Goal:
Reproduce all of the records exactly.

Data:
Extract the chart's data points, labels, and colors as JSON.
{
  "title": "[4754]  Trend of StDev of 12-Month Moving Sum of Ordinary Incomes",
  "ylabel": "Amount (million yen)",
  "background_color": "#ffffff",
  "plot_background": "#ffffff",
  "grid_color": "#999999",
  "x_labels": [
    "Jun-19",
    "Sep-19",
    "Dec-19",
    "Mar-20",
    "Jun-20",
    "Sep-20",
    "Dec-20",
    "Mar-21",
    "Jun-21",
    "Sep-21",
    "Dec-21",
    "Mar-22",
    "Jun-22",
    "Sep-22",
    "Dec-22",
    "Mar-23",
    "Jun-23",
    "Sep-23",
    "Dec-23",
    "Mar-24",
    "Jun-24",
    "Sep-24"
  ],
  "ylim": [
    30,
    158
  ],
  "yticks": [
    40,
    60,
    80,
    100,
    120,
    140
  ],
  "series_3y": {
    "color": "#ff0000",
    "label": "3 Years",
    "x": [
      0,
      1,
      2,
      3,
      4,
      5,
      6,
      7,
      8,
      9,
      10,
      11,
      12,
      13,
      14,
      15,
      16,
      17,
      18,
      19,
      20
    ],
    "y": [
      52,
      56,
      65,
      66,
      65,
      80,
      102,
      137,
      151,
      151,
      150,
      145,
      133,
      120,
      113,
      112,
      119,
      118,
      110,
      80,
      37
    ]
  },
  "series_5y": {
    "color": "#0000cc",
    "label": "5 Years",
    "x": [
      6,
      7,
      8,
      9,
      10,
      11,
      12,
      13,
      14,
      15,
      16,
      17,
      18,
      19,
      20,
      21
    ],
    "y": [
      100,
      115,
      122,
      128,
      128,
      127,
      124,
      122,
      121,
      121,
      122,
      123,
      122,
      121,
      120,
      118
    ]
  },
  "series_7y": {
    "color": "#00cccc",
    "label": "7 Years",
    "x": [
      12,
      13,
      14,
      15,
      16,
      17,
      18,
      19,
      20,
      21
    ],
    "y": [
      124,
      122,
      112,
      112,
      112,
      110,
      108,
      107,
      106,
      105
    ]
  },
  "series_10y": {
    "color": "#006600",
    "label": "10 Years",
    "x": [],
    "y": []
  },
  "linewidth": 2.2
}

Solution to this task:
Extract the chart's data points, labels, and colors as JSON.
{
  "title": "[4754]  Trend of StDev of 12-Month Moving Sum of Ordinary Incomes",
  "ylabel": "Amount (million yen)",
  "background_color": "#ffffff",
  "plot_background": "#ffffff",
  "grid_color": "#999999",
  "x_labels": [
    "Jun-19",
    "Sep-19",
    "Dec-19",
    "Mar-20",
    "Jun-20",
    "Sep-20",
    "Dec-20",
    "Mar-21",
    "Jun-21",
    "Sep-21",
    "Dec-21",
    "Mar-22",
    "Jun-22",
    "Sep-22",
    "Dec-22",
    "Mar-23",
    "Jun-23",
    "Sep-23",
    "Dec-23",
    "Mar-24",
    "Jun-24",
    "Sep-24"
  ],
  "ylim": [
    30,
    158
  ],
  "yticks": [
    40,
    60,
    80,
    100,
    120,
    140
  ],
  "series_3y": {
    "color": "#ff0000",
    "label": "3 Years",
    "x": [
      0,
      1,
      2,
      3,
      4,
      5,
      6,
      7,
      8,
      9,
      10,
      11,
      12,
      13,
      14,
      15,
      16,
      17,
      18,
      19,
      20
    ],
    "y": [
      52,
      56,
      65,
      66,
      65,
      80,
      102,
      137,
      151,
      151,
      150,
      145,
      133,
      120,
      113,
      112,
      119,
      118,
      110,
      80,
      37
    ]
  },
  "series_5y": {
    "color": "#0000cc",
    "label": "5 Years",
    "x": [
      6,
      7,
      8,
      9,
      10,
      11,
      12,
      13,
      14,
      15,
      16,
      17,
      18,
      19,
      20,
      21
    ],
    "y": [
      100,
      115,
      122,
      128,
      128,
      127,
      124,
      122,
      121,
      121,
      122,
      123,
      122,
      121,
      120,
      118
    ]
  },
  "series_7y": {
    "color": "#00cccc",
    "label": "7 Years",
    "x": [
      12,
      13,
      14,
      15,
      16,
      17,
      18,
      19,
      20,
      21
    ],
    "y": [
      124,
      122,
      112,
      112,
      112,
      110,
      108,
      107,
      106,
      105
    ]
  },
  "series_10y": {
    "color": "#006600",
    "label": "10 Years",
    "x": [],
    "y": []
  },
  "linewidth": 2.2
}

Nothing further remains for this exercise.